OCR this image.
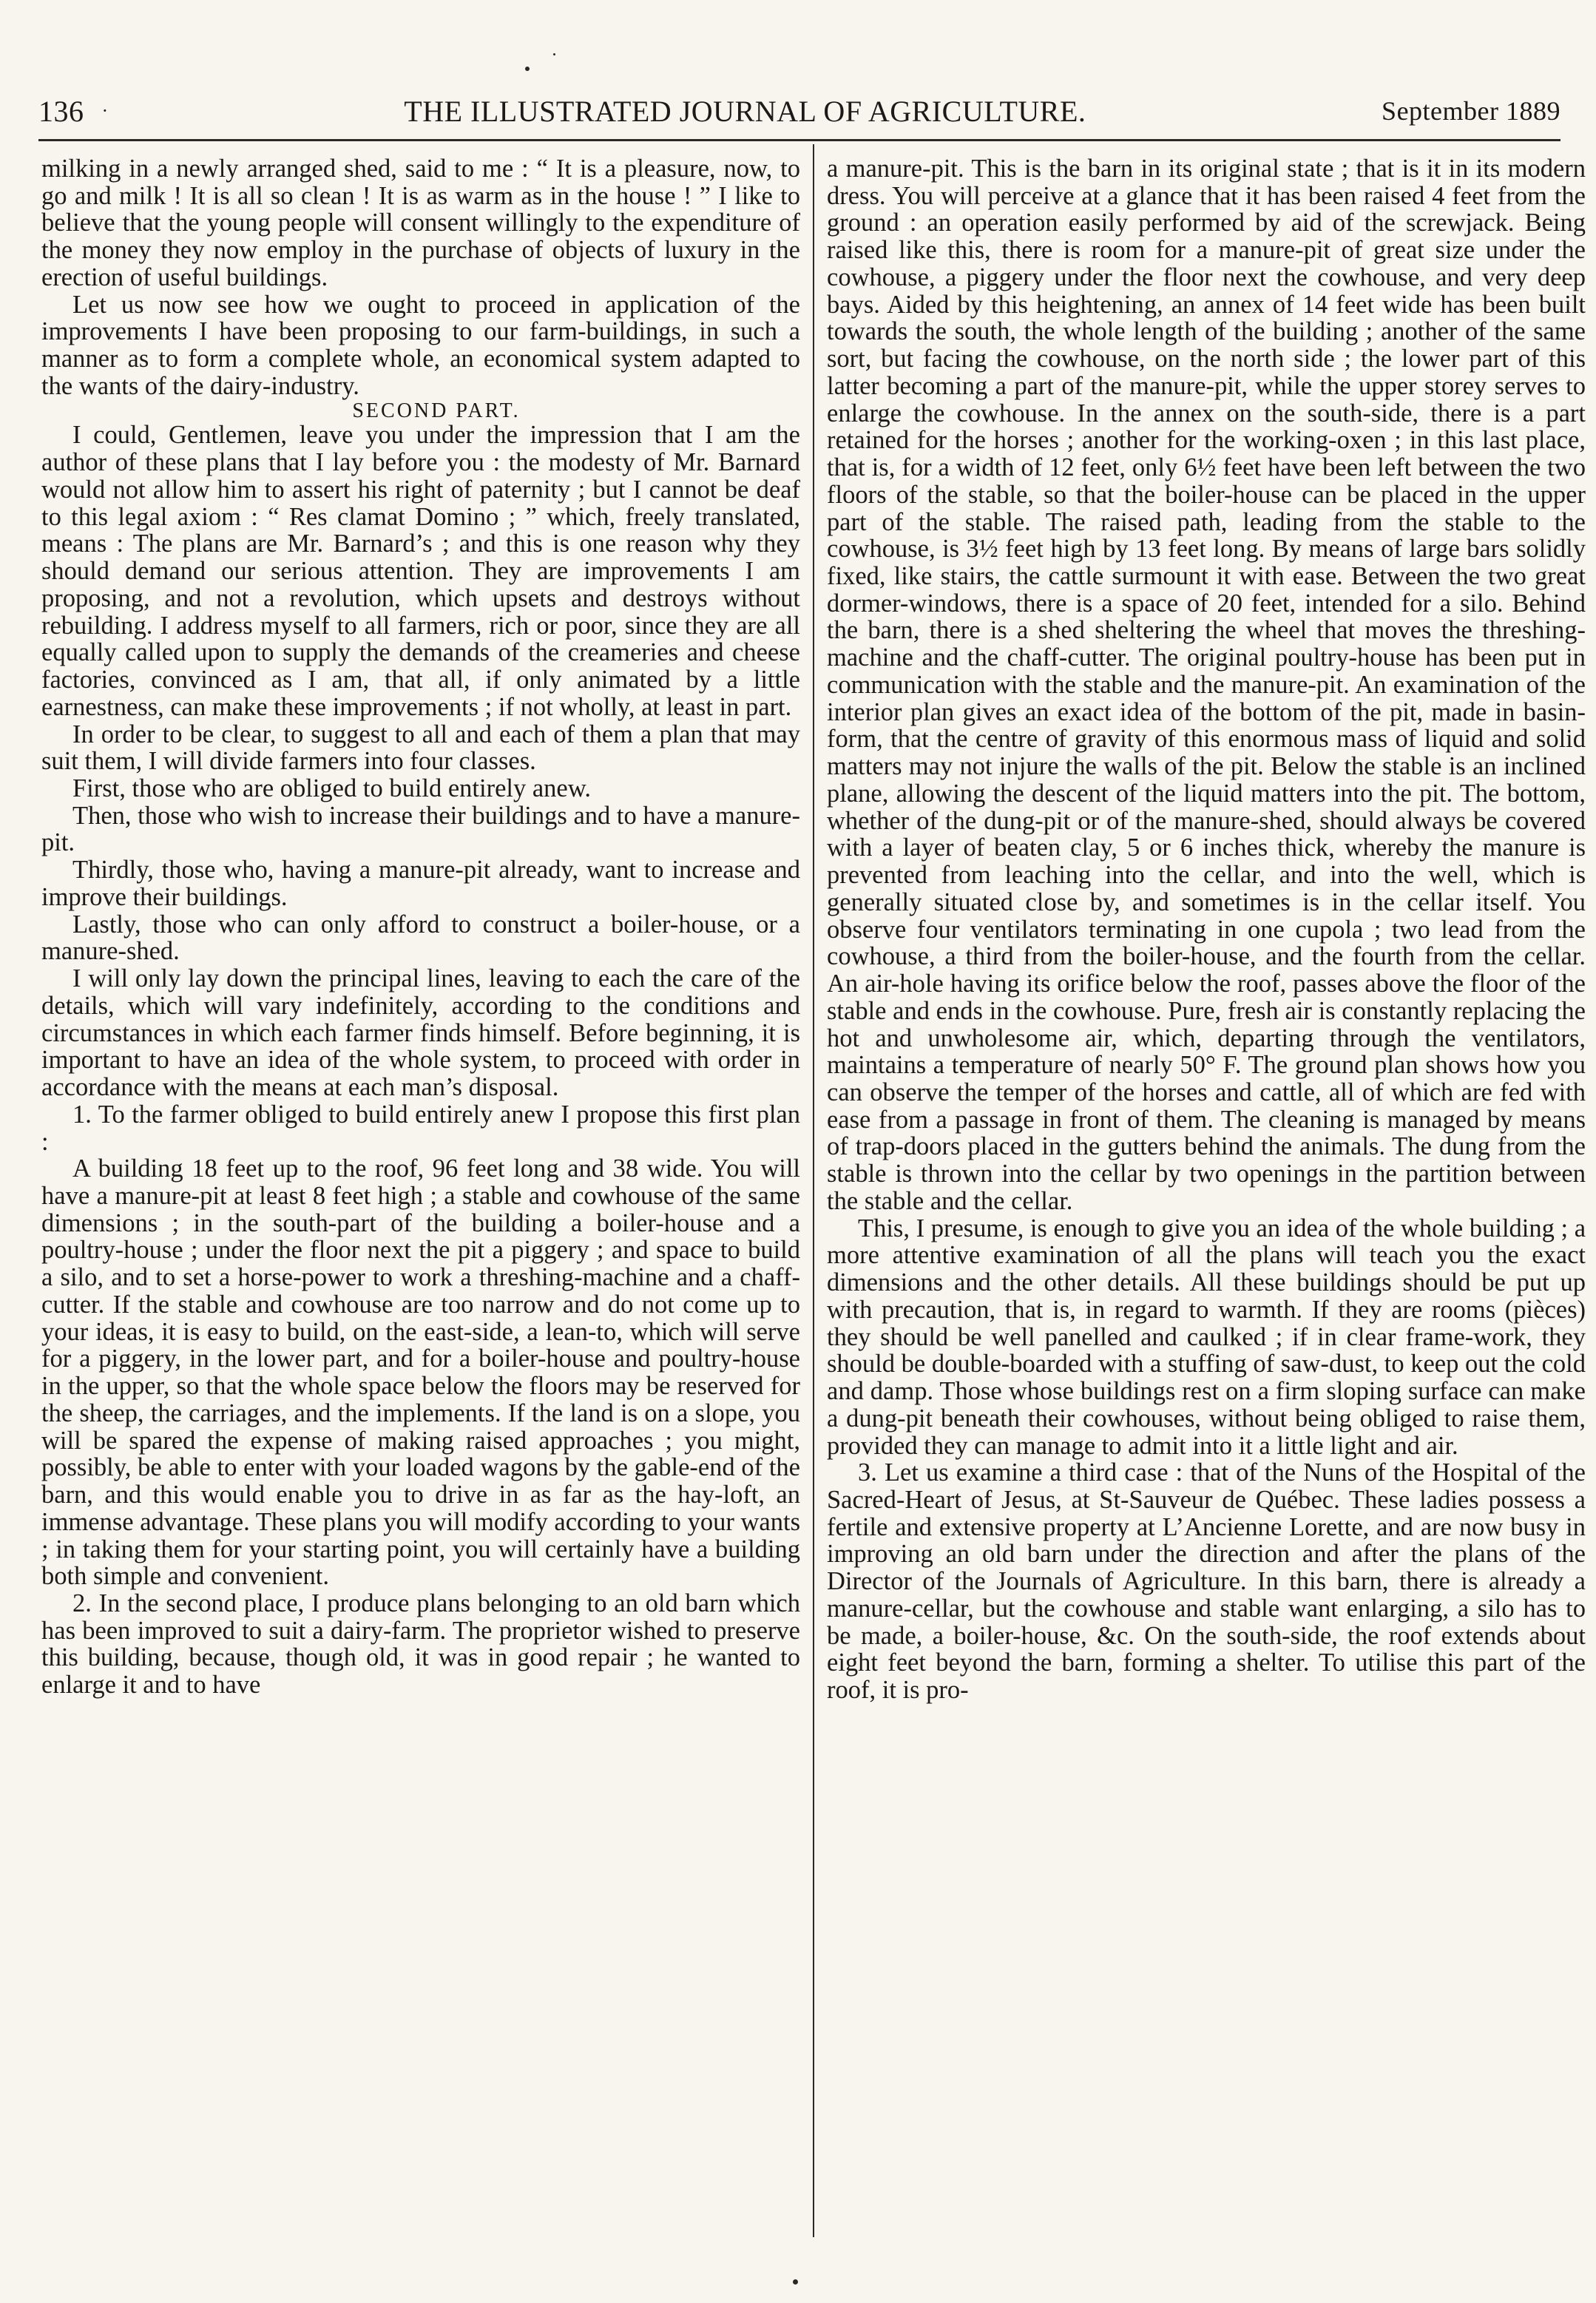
136 ·	THE ILLUSTRATED JOURNAL OF AGRICULTURE.	September 1889

milking in a newly arranged shed, said to me : “ It is a pleasure, now, to go and milk ! It is all so clean ! It is as warm as in the house ! ” I like to believe that the young people will consent willingly to the expenditure of the money they now employ in the purchase of objects of luxury in the erection of useful buildings.

Let us now see how we ought to proceed in application of the improvements I have been proposing to our farm-buildings, in such a manner as to form a complete whole, an economical system adapted to the wants of the dairy-industry.

SECOND PART.

I could, Gentlemen, leave you under the impression that I am the author of these plans that I lay before you : the modesty of Mr. Barnard would not allow him to assert his right of paternity ; but I cannot be deaf to this legal axiom : “ Res clamat Domino ; ” which, freely translated, means : The plans are Mr. Barnard’s ; and this is one reason why they should demand our serious attention. They are improvements I am proposing, and not a revolution, which upsets and destroys without rebuilding. I address myself to all farmers, rich or poor, since they are all equally called upon to supply the demands of the creameries and cheese factories, convinced as I am, that all, if only animated by a little earnestness, can make these improvements ; if not wholly, at least in part.

In order to be clear, to suggest to all and each of them a plan that may suit them, I will divide farmers into four classes.

First, those who are obliged to build entirely anew.

Then, those who wish to increase their buildings and to have a manure-pit.

Thirdly, those who, having a manure-pit already, want to increase and improve their buildings.

Lastly, those who can only afford to construct a boiler-house, or a manure-shed.

I will only lay down the principal lines, leaving to each the care of the details, which will vary indefinitely, according to the conditions and circumstances in which each farmer finds himself. Before beginning, it is important to have an idea of the whole system, to proceed with order in accordance with the means at each man’s disposal.

1. To the farmer obliged to build entirely anew I propose this first plan :

A building 18 feet up to the roof, 96 feet long and 38 wide. You will have a manure-pit at least 8 feet high ; a stable and cowhouse of the same dimensions ; in the south-part of the building a boiler-house and a poultry-house ; under the floor next the pit a piggery ; and space to build a silo, and to set a horse-power to work a threshing-machine and a chaff-cutter. If the stable and cowhouse are too narrow and do not come up to your ideas, it is easy to build, on the east-side, a lean-to, which will serve for a piggery, in the lower part, and for a boiler-house and poultry-house in the upper, so that the whole space below the floors may be reserved for the sheep, the carriages, and the implements. If the land is on a slope, you will be spared the expense of making raised approaches ; you might, possibly, be able to enter with your loaded wagons by the gable-end of the barn, and this would enable you to drive in as far as the hay-loft, an immense advantage. These plans you will modify according to your wants ; in taking them for your starting point, you will certainly have a building both simple and convenient.

2. In the second place, I produce plans belonging to an old barn which has been improved to suit a dairy-farm. The proprietor wished to preserve this building, because, though old, it was in good repair ; he wanted to enlarge it and to have

a manure-pit. This is the barn in its original state ; that is it in its modern dress. You will perceive at a glance that it has been raised 4 feet from the ground : an operation easily performed by aid of the screwjack. Being raised like this, there is room for a manure-pit of great size under the cowhouse, a piggery under the floor next the cowhouse, and very deep bays. Aided by this heightening, an annex of 14 feet wide has been built towards the south, the whole length of the building ; another of the same sort, but facing the cowhouse, on the north side ; the lower part of this latter becoming a part of the manure-pit, while the upper storey serves to enlarge the cowhouse. In the annex on the south-side, there is a part retained for the horses ; another for the working-oxen ; in this last place, that is, for a width of 12 feet, only 6½ feet have been left between the two floors of the stable, so that the boiler-house can be placed in the upper part of the stable. The raised path, leading from the stable to the cowhouse, is 3½ feet high by 13 feet long. By means of large bars solidly fixed, like stairs, the cattle surmount it with ease. Between the two great dormer-windows, there is a space of 20 feet, intended for a silo. Behind the barn, there is a shed sheltering the wheel that moves the threshing-machine and the chaff-cutter. The original poultry-house has been put in communication with the stable and the manure-pit. An examination of the interior plan gives an exact idea of the bottom of the pit, made in basin-form, that the centre of gravity of this enormous mass of liquid and solid matters may not injure the walls of the pit. Below the stable is an inclined plane, allowing the descent of the liquid matters into the pit. The bottom, whether of the dung-pit or of the manure-shed, should always be covered with a layer of beaten clay, 5 or 6 inches thick, whereby the manure is prevented from leaching into the cellar, and into the well, which is generally situated close by, and sometimes is in the cellar itself. You observe four ventilators terminating in one cupola ; two lead from the cowhouse, a third from the boiler-house, and the fourth from the cellar. An air-hole having its orifice below the roof, passes above the floor of the stable and ends in the cowhouse. Pure, fresh air is constantly replacing the hot and unwholesome air, which, departing through the ventilators, maintains a temperature of nearly 50° F. The ground plan shows how you can observe the temper of the horses and cattle, all of which are fed with ease from a passage in front of them. The cleaning is managed by means of trap-doors placed in the gutters behind the animals. The dung from the stable is thrown into the cellar by two openings in the partition between the stable and the cellar.

This, I presume, is enough to give you an idea of the whole building ; a more attentive examination of all the plans will teach you the exact dimensions and the other details. All these buildings should be put up with precaution, that is, in regard to warmth. If they are rooms (pièces) they should be well panelled and caulked ; if in clear frame-work, they should be double-boarded with a stuffing of saw-dust, to keep out the cold and damp. Those whose buildings rest on a firm sloping surface can make a dung-pit beneath their cowhouses, without being obliged to raise them, provided they can manage to admit into it a little light and air.

3. Let us examine a third case : that of the Nuns of the Hospital of the Sacred-Heart of Jesus, at St-Sauveur de Québec. These ladies possess a fertile and extensive property at L’Ancienne Lorette, and are now busy in improving an old barn under the direction and after the plans of the Director of the Journals of Agriculture. In this barn, there is already a manure-cellar, but the cowhouse and stable want enlarging, a silo has to be made, a boiler-house, &c. On the south-side, the roof extends about eight feet beyond the barn, forming a shelter. To utilise this part of the roof, it is pro-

→ **Work to complete**: Reproduce the material word for word. Any pictures should be left out of the copy.

→ **Problem solution**:
OCR this image.
136 ·	THE ILLUSTRATED JOURNAL OF AGRICULTURE.	September 1889

milking in a newly arranged shed, said to me : “ It is a pleasure, now, to go and milk ! It is all so clean ! It is as warm as in the house ! ” I like to believe that the young people will consent willingly to the expenditure of the money they now employ in the purchase of objects of luxury in the erection of useful buildings.

Let us now see how we ought to proceed in application of the improvements I have been proposing to our farm-buildings, in such a manner as to form a complete whole, an economical system adapted to the wants of the dairy-industry.

SECOND PART.

I could, Gentlemen, leave you under the impression that I am the author of these plans that I lay before you : the modesty of Mr. Barnard would not allow him to assert his right of paternity ; but I cannot be deaf to this legal axiom : “ Res clamat Domino ; ” which, freely translated, means : The plans are Mr. Barnard’s ; and this is one reason why they should demand our serious attention. They are improvements I am proposing, and not a revolution, which upsets and destroys without rebuilding. I address myself to all farmers, rich or poor, since they are all equally called upon to supply the demands of the creameries and cheese factories, convinced as I am, that all, if only animated by a little earnestness, can make these improvements ; if not wholly, at least in part.

In order to be clear, to suggest to all and each of them a plan that may suit them, I will divide farmers into four classes.

First, those who are obliged to build entirely anew.

Then, those who wish to increase their buildings and to have a manure-pit.

Thirdly, those who, having a manure-pit already, want to increase and improve their buildings.

Lastly, those who can only afford to construct a boiler-house, or a manure-shed.

I will only lay down the principal lines, leaving to each the care of the details, which will vary indefinitely, according to the conditions and circumstances in which each farmer finds himself. Before beginning, it is important to have an idea of the whole system, to proceed with order in accordance with the means at each man’s disposal.

1. To the farmer obliged to build entirely anew I propose this first plan :

A building 18 feet up to the roof, 96 feet long and 38 wide. You will have a manure-pit at least 8 feet high ; a stable and cowhouse of the same dimensions ; in the south-part of the building a boiler-house and a poultry-house ; under the floor next the pit a piggery ; and space to build a silo, and to set a horse-power to work a threshing-machine and a chaff-cutter. If the stable and cowhouse are too narrow and do not come up to your ideas, it is easy to build, on the east-side, a lean-to, which will serve for a piggery, in the lower part, and for a boiler-house and poultry-house in the upper, so that the whole space below the floors may be reserved for the sheep, the carriages, and the implements. If the land is on a slope, you will be spared the expense of making raised approaches ; you might, possibly, be able to enter with your loaded wagons by the gable-end of the barn, and this would enable you to drive in as far as the hay-loft, an immense advantage. These plans you will modify according to your wants ; in taking them for your starting point, you will certainly have a building both simple and convenient.

2. In the second place, I produce plans belonging to an old barn which has been improved to suit a dairy-farm. The proprietor wished to preserve this building, because, though old, it was in good repair ; he wanted to enlarge it and to have

a manure-pit. This is the barn in its original state ; that is it in its modern dress. You will perceive at a glance that it has been raised 4 feet from the ground : an operation easily performed by aid of the screwjack. Being raised like this, there is room for a manure-pit of great size under the cowhouse, a piggery under the floor next the cowhouse, and very deep bays. Aided by this heightening, an annex of 14 feet wide has been built towards the south, the whole length of the building ; another of the same sort, but facing the cowhouse, on the north side ; the lower part of this latter becoming a part of the manure-pit, while the upper storey serves to enlarge the cowhouse. In the annex on the south-side, there is a part retained for the horses ; another for the working-oxen ; in this last place, that is, for a width of 12 feet, only 6½ feet have been left between the two floors of the stable, so that the boiler-house can be placed in the upper part of the stable. The raised path, leading from the stable to the cowhouse, is 3½ feet high by 13 feet long. By means of large bars solidly fixed, like stairs, the cattle surmount it with ease. Between the two great dormer-windows, there is a space of 20 feet, intended for a silo. Behind the barn, there is a shed sheltering the wheel that moves the threshing-machine and the chaff-cutter. The original poultry-house has been put in communication with the stable and the manure-pit. An examination of the interior plan gives an exact idea of the bottom of the pit, made in basin-form, that the centre of gravity of this enormous mass of liquid and solid matters may not injure the walls of the pit. Below the stable is an inclined plane, allowing the descent of the liquid matters into the pit. The bottom, whether of the dung-pit or of the manure-shed, should always be covered with a layer of beaten clay, 5 or 6 inches thick, whereby the manure is prevented from leaching into the cellar, and into the well, which is generally situated close by, and sometimes is in the cellar itself. You observe four ventilators terminating in one cupola ; two lead from the cowhouse, a third from the boiler-house, and the fourth from the cellar. An air-hole having its orifice below the roof, passes above the floor of the stable and ends in the cowhouse. Pure, fresh air is constantly replacing the hot and unwholesome air, which, departing through the ventilators, maintains a temperature of nearly 50° F. The ground plan shows how you can observe the temper of the horses and cattle, all of which are fed with ease from a passage in front of them. The cleaning is managed by means of trap-doors placed in the gutters behind the animals. The dung from the stable is thrown into the cellar by two openings in the partition between the stable and the cellar.

This, I presume, is enough to give you an idea of the whole building ; a more attentive examination of all the plans will teach you the exact dimensions and the other details. All these buildings should be put up with precaution, that is, in regard to warmth. If they are rooms (pièces) they should be well panelled and caulked ; if in clear frame-work, they should be double-boarded with a stuffing of saw-dust, to keep out the cold and damp. Those whose buildings rest on a firm sloping surface can make a dung-pit beneath their cowhouses, without being obliged to raise them, provided they can manage to admit into it a little light and air.

3. Let us examine a third case : that of the Nuns of the Hospital of the Sacred-Heart of Jesus, at St-Sauveur de Québec. These ladies possess a fertile and extensive property at L’Ancienne Lorette, and are now busy in improving an old barn under the direction and after the plans of the Director of the Journals of Agriculture. In this barn, there is already a manure-cellar, but the cowhouse and stable want enlarging, a silo has to be made, a boiler-house, &c. On the south-side, the roof extends about eight feet beyond the barn, forming a shelter. To utilise this part of the roof, it is pro-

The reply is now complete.